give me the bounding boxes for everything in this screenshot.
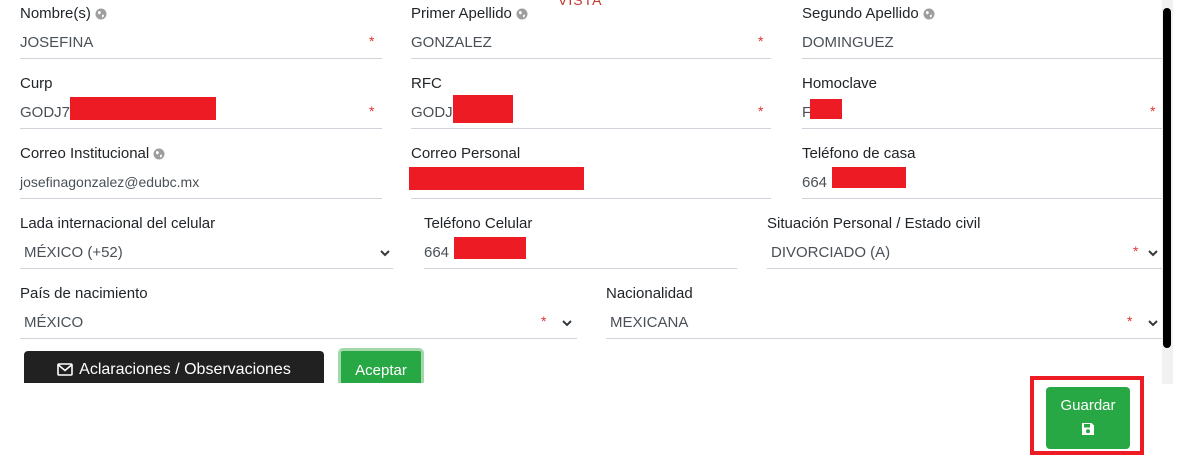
- required-marker: *: [369, 33, 375, 49]
- globe-icon: [923, 8, 935, 19]
- globe-icon: [516, 8, 528, 19]
- required-marker: *: [1127, 313, 1133, 329]
- lada-group: Lada internacional del celular MÉXICO (+…: [20, 215, 393, 271]
- correo-personal-label: Correo Personal: [411, 145, 521, 162]
- telefono-celular-input[interactable]: 664: [424, 237, 737, 269]
- personal-data-form: VISTA Nombre(s) JOSEFINA * Primer Apelli…: [0, 0, 1165, 383]
- curp-input[interactable]: GODJ7 *: [20, 97, 382, 129]
- curp-label: Curp: [20, 75, 53, 92]
- nacionalidad-label: Nacionalidad: [606, 285, 693, 302]
- rfc-input[interactable]: GODJ *: [411, 95, 771, 129]
- redaction-block: [409, 167, 584, 190]
- telefono-casa-label: Teléfono de casa: [802, 145, 916, 162]
- redaction-block: [454, 237, 526, 259]
- lada-label: Lada internacional del celular: [20, 215, 216, 232]
- required-marker: *: [541, 313, 547, 329]
- rfc-group: RFC GODJ *: [411, 75, 771, 131]
- pais-nacimiento-select[interactable]: MÉXICO *: [20, 307, 577, 339]
- correo-institucional-label: Correo Institucional: [20, 145, 165, 162]
- correo-institucional-input[interactable]: josefinagonzalez@edubc.mx: [20, 167, 382, 199]
- primer-apellido-label: Primer Apellido: [411, 5, 528, 22]
- correo-personal-input[interactable]: [409, 167, 771, 199]
- chevron-down-icon: [1148, 320, 1158, 327]
- primer-apellido-group: Primer Apellido GONZALEZ *: [411, 5, 771, 61]
- lada-select[interactable]: MÉXICO (+52): [20, 237, 393, 269]
- nombres-label: Nombre(s): [20, 5, 107, 22]
- segundo-apellido-input[interactable]: DOMINGUEZ: [802, 27, 1164, 59]
- chevron-down-icon: [380, 250, 390, 257]
- estado-civil-group: Situación Personal / Estado civil DIVORC…: [767, 215, 1163, 271]
- nombres-group: Nombre(s) JOSEFINA *: [20, 5, 382, 61]
- telefono-celular-group: Teléfono Celular 664: [424, 215, 737, 271]
- redaction-block: [453, 95, 513, 123]
- observaciones-button[interactable]: Aclaraciones / Observaciones: [24, 351, 324, 383]
- rfc-label: RFC: [411, 75, 442, 92]
- estado-civil-label: Situación Personal / Estado civil: [767, 215, 981, 232]
- nacionalidad-select[interactable]: MEXICANA *: [606, 307, 1163, 339]
- globe-icon: [95, 8, 107, 19]
- homoclave-input[interactable]: F *: [802, 97, 1164, 129]
- chevron-down-icon: [1148, 250, 1158, 257]
- correo-institucional-group: Correo Institucional josefinagonzalez@ed…: [20, 145, 382, 201]
- pais-nacimiento-group: País de nacimiento MÉXICO *: [20, 285, 577, 341]
- homoclave-label: Homoclave: [802, 75, 878, 92]
- telefono-celular-label: Teléfono Celular: [424, 215, 533, 232]
- redaction-block: [832, 167, 906, 188]
- telefono-casa-input[interactable]: 664: [802, 167, 1164, 199]
- globe-icon: [153, 148, 165, 159]
- required-marker: *: [369, 103, 375, 119]
- nacionalidad-group: Nacionalidad MEXICANA *: [606, 285, 1163, 341]
- segundo-apellido-group: Segundo Apellido DOMINGUEZ: [802, 5, 1164, 61]
- segundo-apellido-label: Segundo Apellido: [802, 5, 935, 22]
- floppy-disk-icon: [1082, 423, 1094, 435]
- guardar-button[interactable]: Guardar: [1046, 387, 1130, 449]
- chevron-down-icon: [562, 320, 572, 327]
- redaction-block: [810, 99, 842, 119]
- required-marker: *: [758, 103, 764, 119]
- correo-personal-group: Correo Personal: [409, 145, 771, 201]
- pais-nacimiento-label: País de nacimiento: [20, 285, 148, 302]
- scrollbar-thumb[interactable]: [1163, 8, 1171, 348]
- telefono-casa-group: Teléfono de casa 664: [802, 145, 1164, 201]
- redaction-block: [70, 97, 216, 120]
- required-marker: *: [758, 33, 764, 49]
- primer-apellido-input[interactable]: GONZALEZ *: [411, 27, 771, 59]
- curp-group: Curp GODJ7 *: [20, 75, 382, 131]
- homoclave-group: Homoclave F *: [802, 75, 1164, 131]
- aceptar-button[interactable]: Aceptar: [338, 348, 424, 383]
- estado-civil-select[interactable]: DIVORCIADO (A) *: [767, 237, 1163, 269]
- nombres-input[interactable]: JOSEFINA *: [20, 27, 382, 59]
- required-marker: *: [1133, 243, 1139, 259]
- required-marker: *: [1150, 103, 1156, 119]
- envelope-icon: [57, 363, 73, 376]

## [Directions for this task]
Reproduce all of the material above with every "required-marker" replaced by "mandatory-marker", leaving everything else unchanged. Omit the pictures.

## [The reply]
give me the bounding boxes for everything in this screenshot.
- mandatory-marker: *: [369, 33, 375, 49]
- globe-icon: [923, 8, 935, 19]
- globe-icon: [516, 8, 528, 19]
- mandatory-marker: *: [1127, 313, 1133, 329]
- lada-group: Lada internacional del celular MÉXICO (+…: [20, 215, 393, 271]
- correo-personal-label: Correo Personal: [411, 145, 521, 162]
- telefono-celular-input[interactable]: 664: [424, 237, 737, 269]
- personal-data-form: VISTA Nombre(s) JOSEFINA * Primer Apelli…: [0, 0, 1165, 383]
- curp-input[interactable]: GODJ7 *: [20, 97, 382, 129]
- curp-label: Curp: [20, 75, 53, 92]
- nacionalidad-label: Nacionalidad: [606, 285, 693, 302]
- rfc-input[interactable]: GODJ *: [411, 95, 771, 129]
- redaction-block: [409, 167, 584, 190]
- telefono-casa-label: Teléfono de casa: [802, 145, 916, 162]
- redaction-block: [454, 237, 526, 259]
- lada-label: Lada internacional del celular: [20, 215, 216, 232]
- mandatory-marker: *: [541, 313, 547, 329]
- rfc-group: RFC GODJ *: [411, 75, 771, 131]
- pais-nacimiento-select[interactable]: MÉXICO *: [20, 307, 577, 339]
- correo-institucional-label: Correo Institucional: [20, 145, 165, 162]
- correo-institucional-input[interactable]: josefinagonzalez@edubc.mx: [20, 167, 382, 199]
- primer-apellido-label: Primer Apellido: [411, 5, 528, 22]
- correo-personal-input[interactable]: [409, 167, 771, 199]
- chevron-down-icon: [1148, 320, 1158, 327]
- primer-apellido-group: Primer Apellido GONZALEZ *: [411, 5, 771, 61]
- lada-select[interactable]: MÉXICO (+52): [20, 237, 393, 269]
- nombres-label: Nombre(s): [20, 5, 107, 22]
- segundo-apellido-input[interactable]: DOMINGUEZ: [802, 27, 1164, 59]
- chevron-down-icon: [380, 250, 390, 257]
- estado-civil-group: Situación Personal / Estado civil DIVORC…: [767, 215, 1163, 271]
- nombres-group: Nombre(s) JOSEFINA *: [20, 5, 382, 61]
- telefono-celular-group: Teléfono Celular 664: [424, 215, 737, 271]
- redaction-block: [453, 95, 513, 123]
- observaciones-button[interactable]: Aclaraciones / Observaciones: [24, 351, 324, 383]
- rfc-label: RFC: [411, 75, 442, 92]
- estado-civil-label: Situación Personal / Estado civil: [767, 215, 981, 232]
- nacionalidad-select[interactable]: MEXICANA *: [606, 307, 1163, 339]
- globe-icon: [95, 8, 107, 19]
- homoclave-input[interactable]: F *: [802, 97, 1164, 129]
- chevron-down-icon: [1148, 250, 1158, 257]
- correo-institucional-group: Correo Institucional josefinagonzalez@ed…: [20, 145, 382, 201]
- pais-nacimiento-group: País de nacimiento MÉXICO *: [20, 285, 577, 341]
- homoclave-label: Homoclave: [802, 75, 878, 92]
- telefono-celular-label: Teléfono Celular: [424, 215, 533, 232]
- redaction-block: [832, 167, 906, 188]
- telefono-casa-input[interactable]: 664: [802, 167, 1164, 199]
- globe-icon: [153, 148, 165, 159]
- mandatory-marker: *: [369, 103, 375, 119]
- nacionalidad-group: Nacionalidad MEXICANA *: [606, 285, 1163, 341]
- segundo-apellido-group: Segundo Apellido DOMINGUEZ: [802, 5, 1164, 61]
- segundo-apellido-label: Segundo Apellido: [802, 5, 935, 22]
- floppy-disk-icon: [1082, 423, 1094, 435]
- guardar-button[interactable]: Guardar: [1046, 387, 1130, 449]
- chevron-down-icon: [562, 320, 572, 327]
- redaction-block: [810, 99, 842, 119]
- mandatory-marker: *: [758, 103, 764, 119]
- correo-personal-group: Correo Personal: [409, 145, 771, 201]
- pais-nacimiento-label: País de nacimiento: [20, 285, 148, 302]
- scrollbar-thumb[interactable]: [1163, 8, 1171, 348]
- telefono-casa-group: Teléfono de casa 664: [802, 145, 1164, 201]
- redaction-block: [70, 97, 216, 120]
- mandatory-marker: *: [758, 33, 764, 49]
- primer-apellido-input[interactable]: GONZALEZ *: [411, 27, 771, 59]
- curp-group: Curp GODJ7 *: [20, 75, 382, 131]
- homoclave-group: Homoclave F *: [802, 75, 1164, 131]
- aceptar-button[interactable]: Aceptar: [338, 348, 424, 383]
- estado-civil-select[interactable]: DIVORCIADO (A) *: [767, 237, 1163, 269]
- nombres-input[interactable]: JOSEFINA *: [20, 27, 382, 59]
- mandatory-marker: *: [1133, 243, 1139, 259]
- mandatory-marker: *: [1150, 103, 1156, 119]
- envelope-icon: [57, 363, 73, 376]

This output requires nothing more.